- [Stated problem] Your task is to quote the material that follows, in full and exactly.

- [Records to use]
---+---

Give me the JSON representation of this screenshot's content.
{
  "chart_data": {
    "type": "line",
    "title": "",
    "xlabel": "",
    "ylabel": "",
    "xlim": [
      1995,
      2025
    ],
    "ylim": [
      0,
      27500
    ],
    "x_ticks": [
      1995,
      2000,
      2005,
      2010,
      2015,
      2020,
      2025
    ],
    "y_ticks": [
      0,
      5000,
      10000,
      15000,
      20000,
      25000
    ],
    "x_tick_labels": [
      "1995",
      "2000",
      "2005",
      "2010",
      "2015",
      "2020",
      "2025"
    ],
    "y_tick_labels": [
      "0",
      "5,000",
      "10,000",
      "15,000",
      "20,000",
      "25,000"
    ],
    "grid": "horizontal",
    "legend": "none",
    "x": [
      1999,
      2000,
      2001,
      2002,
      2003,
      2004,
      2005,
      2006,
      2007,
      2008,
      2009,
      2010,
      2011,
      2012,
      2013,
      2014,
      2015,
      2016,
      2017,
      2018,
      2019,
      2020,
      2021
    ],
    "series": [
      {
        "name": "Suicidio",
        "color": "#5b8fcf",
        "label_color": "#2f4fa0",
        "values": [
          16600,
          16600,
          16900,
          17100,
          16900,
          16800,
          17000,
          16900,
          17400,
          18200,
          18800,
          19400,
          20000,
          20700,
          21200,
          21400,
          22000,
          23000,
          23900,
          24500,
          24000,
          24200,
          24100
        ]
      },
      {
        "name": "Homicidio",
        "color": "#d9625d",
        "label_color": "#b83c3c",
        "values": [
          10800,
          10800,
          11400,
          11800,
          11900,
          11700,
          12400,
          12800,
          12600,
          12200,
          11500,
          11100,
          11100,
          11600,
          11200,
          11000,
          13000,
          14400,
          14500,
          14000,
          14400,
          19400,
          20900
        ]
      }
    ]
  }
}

---+---

- [Reply to the task]
Give me the JSON representation of this screenshot's content.
{
  "chart_data": {
    "type": "line",
    "title": "",
    "xlabel": "",
    "ylabel": "",
    "xlim": [
      1995,
      2025
    ],
    "ylim": [
      0,
      27500
    ],
    "x_ticks": [
      1995,
      2000,
      2005,
      2010,
      2015,
      2020,
      2025
    ],
    "y_ticks": [
      0,
      5000,
      10000,
      15000,
      20000,
      25000
    ],
    "x_tick_labels": [
      "1995",
      "2000",
      "2005",
      "2010",
      "2015",
      "2020",
      "2025"
    ],
    "y_tick_labels": [
      "0",
      "5,000",
      "10,000",
      "15,000",
      "20,000",
      "25,000"
    ],
    "grid": "horizontal",
    "legend": "none",
    "x": [
      1999,
      2000,
      2001,
      2002,
      2003,
      2004,
      2005,
      2006,
      2007,
      2008,
      2009,
      2010,
      2011,
      2012,
      2013,
      2014,
      2015,
      2016,
      2017,
      2018,
      2019,
      2020,
      2021
    ],
    "series": [
      {
        "name": "Suicidio",
        "color": "#5b8fcf",
        "label_color": "#2f4fa0",
        "values": [
          16600,
          16600,
          16900,
          17100,
          16900,
          16800,
          17000,
          16900,
          17400,
          18200,
          18800,
          19400,
          20000,
          20700,
          21200,
          21400,
          22000,
          23000,
          23900,
          24500,
          24000,
          24200,
          24100
        ]
      },
      {
        "name": "Homicidio",
        "color": "#d9625d",
        "label_color": "#b83c3c",
        "values": [
          10800,
          10800,
          11400,
          11800,
          11900,
          11700,
          12400,
          12800,
          12600,
          12200,
          11500,
          11100,
          11100,
          11600,
          11200,
          11000,
          13000,
          14400,
          14500,
          14000,
          14400,
          19400,
          20900
        ]
      }
    ]
  }
}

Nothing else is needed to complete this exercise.